> **Exercise description**
Which lines hold the string "Михайловна"? Copy every one of them.

++++ Information given

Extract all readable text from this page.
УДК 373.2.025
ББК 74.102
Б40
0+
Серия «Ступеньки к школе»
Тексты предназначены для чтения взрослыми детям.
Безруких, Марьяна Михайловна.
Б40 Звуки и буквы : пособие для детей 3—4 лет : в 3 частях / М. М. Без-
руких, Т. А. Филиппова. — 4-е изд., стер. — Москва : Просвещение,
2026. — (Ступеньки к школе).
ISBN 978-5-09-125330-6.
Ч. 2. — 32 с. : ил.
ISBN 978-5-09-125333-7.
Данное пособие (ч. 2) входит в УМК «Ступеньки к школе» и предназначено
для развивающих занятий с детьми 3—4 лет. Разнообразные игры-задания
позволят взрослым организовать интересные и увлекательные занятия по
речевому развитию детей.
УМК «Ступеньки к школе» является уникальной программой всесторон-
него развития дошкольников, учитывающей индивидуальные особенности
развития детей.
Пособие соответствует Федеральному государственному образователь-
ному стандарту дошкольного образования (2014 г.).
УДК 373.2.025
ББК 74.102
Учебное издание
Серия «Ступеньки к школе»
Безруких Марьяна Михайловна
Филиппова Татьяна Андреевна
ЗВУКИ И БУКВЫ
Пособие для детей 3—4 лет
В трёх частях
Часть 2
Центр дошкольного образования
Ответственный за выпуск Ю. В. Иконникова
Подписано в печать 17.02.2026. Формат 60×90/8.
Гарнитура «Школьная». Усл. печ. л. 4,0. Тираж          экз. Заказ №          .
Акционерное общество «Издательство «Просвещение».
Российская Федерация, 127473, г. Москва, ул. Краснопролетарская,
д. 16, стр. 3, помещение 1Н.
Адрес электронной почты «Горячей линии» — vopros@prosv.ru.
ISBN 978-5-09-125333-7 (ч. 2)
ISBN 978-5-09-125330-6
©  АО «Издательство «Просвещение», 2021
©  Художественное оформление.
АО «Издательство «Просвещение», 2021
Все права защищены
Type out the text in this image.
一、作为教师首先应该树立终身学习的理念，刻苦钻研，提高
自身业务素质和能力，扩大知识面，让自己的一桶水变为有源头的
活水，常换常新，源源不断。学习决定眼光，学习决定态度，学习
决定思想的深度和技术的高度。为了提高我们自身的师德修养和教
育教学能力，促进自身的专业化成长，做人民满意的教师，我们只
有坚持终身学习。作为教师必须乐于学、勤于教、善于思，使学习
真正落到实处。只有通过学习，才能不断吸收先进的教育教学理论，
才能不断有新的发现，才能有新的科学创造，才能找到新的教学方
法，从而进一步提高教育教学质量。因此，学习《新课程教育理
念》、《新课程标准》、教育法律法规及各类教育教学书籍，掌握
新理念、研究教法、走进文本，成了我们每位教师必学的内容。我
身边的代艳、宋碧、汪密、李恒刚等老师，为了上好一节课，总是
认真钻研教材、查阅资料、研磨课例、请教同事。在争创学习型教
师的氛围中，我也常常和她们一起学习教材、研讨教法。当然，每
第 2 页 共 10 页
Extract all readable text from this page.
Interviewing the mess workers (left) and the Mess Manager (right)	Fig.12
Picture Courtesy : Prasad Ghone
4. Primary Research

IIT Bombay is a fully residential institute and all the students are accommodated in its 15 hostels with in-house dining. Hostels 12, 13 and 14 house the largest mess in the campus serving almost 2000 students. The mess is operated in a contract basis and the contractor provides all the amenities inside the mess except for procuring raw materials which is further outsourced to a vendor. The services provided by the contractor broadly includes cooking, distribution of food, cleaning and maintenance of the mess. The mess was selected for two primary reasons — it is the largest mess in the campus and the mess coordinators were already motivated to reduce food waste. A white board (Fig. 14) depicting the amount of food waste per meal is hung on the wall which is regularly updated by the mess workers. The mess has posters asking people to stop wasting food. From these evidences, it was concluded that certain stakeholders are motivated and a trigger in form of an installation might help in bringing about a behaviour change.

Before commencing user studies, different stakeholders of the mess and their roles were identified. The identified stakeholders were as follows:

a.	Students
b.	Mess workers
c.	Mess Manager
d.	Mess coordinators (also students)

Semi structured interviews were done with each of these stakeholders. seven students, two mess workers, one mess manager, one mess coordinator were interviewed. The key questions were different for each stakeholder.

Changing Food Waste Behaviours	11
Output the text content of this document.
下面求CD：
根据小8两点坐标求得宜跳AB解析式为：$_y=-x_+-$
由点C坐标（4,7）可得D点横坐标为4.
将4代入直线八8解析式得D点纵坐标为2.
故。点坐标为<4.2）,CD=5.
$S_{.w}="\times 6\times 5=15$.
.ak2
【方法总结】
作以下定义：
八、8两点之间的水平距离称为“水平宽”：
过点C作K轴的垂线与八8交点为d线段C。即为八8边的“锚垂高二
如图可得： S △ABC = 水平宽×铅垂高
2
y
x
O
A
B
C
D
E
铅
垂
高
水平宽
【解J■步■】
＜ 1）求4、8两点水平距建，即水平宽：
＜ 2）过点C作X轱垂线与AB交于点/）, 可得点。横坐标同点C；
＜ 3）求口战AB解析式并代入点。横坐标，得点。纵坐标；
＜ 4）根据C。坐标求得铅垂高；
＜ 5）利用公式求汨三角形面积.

++++++++

> **Result of the task**
Безруких, Марьяна Михайловна.
Безруких Марьяна Михайловна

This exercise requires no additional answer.